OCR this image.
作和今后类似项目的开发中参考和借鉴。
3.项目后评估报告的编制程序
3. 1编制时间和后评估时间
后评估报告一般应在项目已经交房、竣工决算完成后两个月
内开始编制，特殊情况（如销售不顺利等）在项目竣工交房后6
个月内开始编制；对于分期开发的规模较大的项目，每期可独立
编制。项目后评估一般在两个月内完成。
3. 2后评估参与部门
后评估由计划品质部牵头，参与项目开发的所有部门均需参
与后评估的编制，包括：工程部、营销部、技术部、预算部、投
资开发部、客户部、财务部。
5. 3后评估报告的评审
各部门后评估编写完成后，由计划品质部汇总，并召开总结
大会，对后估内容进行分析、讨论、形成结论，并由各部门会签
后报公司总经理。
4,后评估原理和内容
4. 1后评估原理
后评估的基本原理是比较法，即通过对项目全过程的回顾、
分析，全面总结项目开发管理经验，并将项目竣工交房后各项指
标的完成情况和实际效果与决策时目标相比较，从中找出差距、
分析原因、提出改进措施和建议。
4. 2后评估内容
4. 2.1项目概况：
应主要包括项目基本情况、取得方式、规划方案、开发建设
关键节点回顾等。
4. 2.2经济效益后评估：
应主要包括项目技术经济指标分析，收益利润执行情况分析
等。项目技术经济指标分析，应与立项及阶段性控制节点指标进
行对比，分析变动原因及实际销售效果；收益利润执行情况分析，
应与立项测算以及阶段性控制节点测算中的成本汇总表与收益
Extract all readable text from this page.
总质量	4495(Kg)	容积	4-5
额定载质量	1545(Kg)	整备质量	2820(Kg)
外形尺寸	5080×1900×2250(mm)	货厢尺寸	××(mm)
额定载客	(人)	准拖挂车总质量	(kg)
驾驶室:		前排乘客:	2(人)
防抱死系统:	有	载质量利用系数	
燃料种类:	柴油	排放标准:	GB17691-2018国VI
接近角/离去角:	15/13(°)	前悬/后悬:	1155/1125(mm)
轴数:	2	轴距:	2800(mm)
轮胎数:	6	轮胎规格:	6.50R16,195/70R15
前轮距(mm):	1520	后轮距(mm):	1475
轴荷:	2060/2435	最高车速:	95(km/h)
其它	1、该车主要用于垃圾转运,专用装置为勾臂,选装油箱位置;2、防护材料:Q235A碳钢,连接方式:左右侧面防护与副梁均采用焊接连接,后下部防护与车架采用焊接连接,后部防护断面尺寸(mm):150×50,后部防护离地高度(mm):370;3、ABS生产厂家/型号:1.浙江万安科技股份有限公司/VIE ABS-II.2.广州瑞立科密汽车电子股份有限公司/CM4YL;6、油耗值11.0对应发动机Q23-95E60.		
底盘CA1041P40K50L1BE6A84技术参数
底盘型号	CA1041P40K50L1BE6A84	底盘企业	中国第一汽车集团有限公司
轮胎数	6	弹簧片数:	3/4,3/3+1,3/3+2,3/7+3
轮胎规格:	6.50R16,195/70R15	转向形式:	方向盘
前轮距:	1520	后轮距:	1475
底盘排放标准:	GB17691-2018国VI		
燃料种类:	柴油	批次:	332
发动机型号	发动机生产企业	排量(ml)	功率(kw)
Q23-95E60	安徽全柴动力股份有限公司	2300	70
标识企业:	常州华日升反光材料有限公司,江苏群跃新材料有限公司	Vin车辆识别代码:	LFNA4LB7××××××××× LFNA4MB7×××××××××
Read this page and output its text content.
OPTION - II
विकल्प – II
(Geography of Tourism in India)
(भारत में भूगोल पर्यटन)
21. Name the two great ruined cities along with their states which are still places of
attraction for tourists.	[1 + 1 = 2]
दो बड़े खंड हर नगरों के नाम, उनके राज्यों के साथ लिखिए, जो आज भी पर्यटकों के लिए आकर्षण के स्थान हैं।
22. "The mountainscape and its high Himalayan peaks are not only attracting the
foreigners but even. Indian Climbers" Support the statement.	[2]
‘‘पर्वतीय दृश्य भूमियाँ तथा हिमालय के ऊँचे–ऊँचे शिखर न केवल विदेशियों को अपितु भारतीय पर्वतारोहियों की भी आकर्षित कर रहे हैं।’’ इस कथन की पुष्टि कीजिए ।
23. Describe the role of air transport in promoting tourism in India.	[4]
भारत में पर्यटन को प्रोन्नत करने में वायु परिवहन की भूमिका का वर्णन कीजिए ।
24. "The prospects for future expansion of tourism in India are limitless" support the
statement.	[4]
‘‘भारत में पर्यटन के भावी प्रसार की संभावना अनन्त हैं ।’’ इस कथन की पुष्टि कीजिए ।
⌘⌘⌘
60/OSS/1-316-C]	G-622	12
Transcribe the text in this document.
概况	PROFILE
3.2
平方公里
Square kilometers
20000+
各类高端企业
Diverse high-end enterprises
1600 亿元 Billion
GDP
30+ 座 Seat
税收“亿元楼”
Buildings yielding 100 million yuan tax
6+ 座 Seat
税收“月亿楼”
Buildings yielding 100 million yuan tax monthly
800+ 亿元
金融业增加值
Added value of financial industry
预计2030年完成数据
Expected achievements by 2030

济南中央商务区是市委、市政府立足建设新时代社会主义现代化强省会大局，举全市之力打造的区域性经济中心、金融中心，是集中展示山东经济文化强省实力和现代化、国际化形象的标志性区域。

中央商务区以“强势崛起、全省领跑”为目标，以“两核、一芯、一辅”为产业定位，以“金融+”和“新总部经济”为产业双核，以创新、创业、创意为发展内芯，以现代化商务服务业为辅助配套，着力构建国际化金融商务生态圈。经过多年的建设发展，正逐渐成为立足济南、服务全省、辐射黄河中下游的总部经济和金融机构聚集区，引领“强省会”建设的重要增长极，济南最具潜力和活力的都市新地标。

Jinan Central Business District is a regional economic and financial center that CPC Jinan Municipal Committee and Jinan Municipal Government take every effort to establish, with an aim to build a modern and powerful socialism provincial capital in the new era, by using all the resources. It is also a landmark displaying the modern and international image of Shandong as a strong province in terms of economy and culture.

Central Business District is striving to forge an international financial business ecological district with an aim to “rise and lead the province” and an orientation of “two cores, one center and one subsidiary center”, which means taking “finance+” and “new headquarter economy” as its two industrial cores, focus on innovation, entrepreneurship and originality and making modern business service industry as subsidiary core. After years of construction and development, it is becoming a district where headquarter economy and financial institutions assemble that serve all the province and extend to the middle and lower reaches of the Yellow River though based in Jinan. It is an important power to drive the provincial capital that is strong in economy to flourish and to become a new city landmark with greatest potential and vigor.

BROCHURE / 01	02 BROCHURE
■ ■ ■ ■ ■ ■ ■
§ **The task**
Only the count is wanted: report how many lines of the material above hold the word "yuan".

§ **Task solution**
2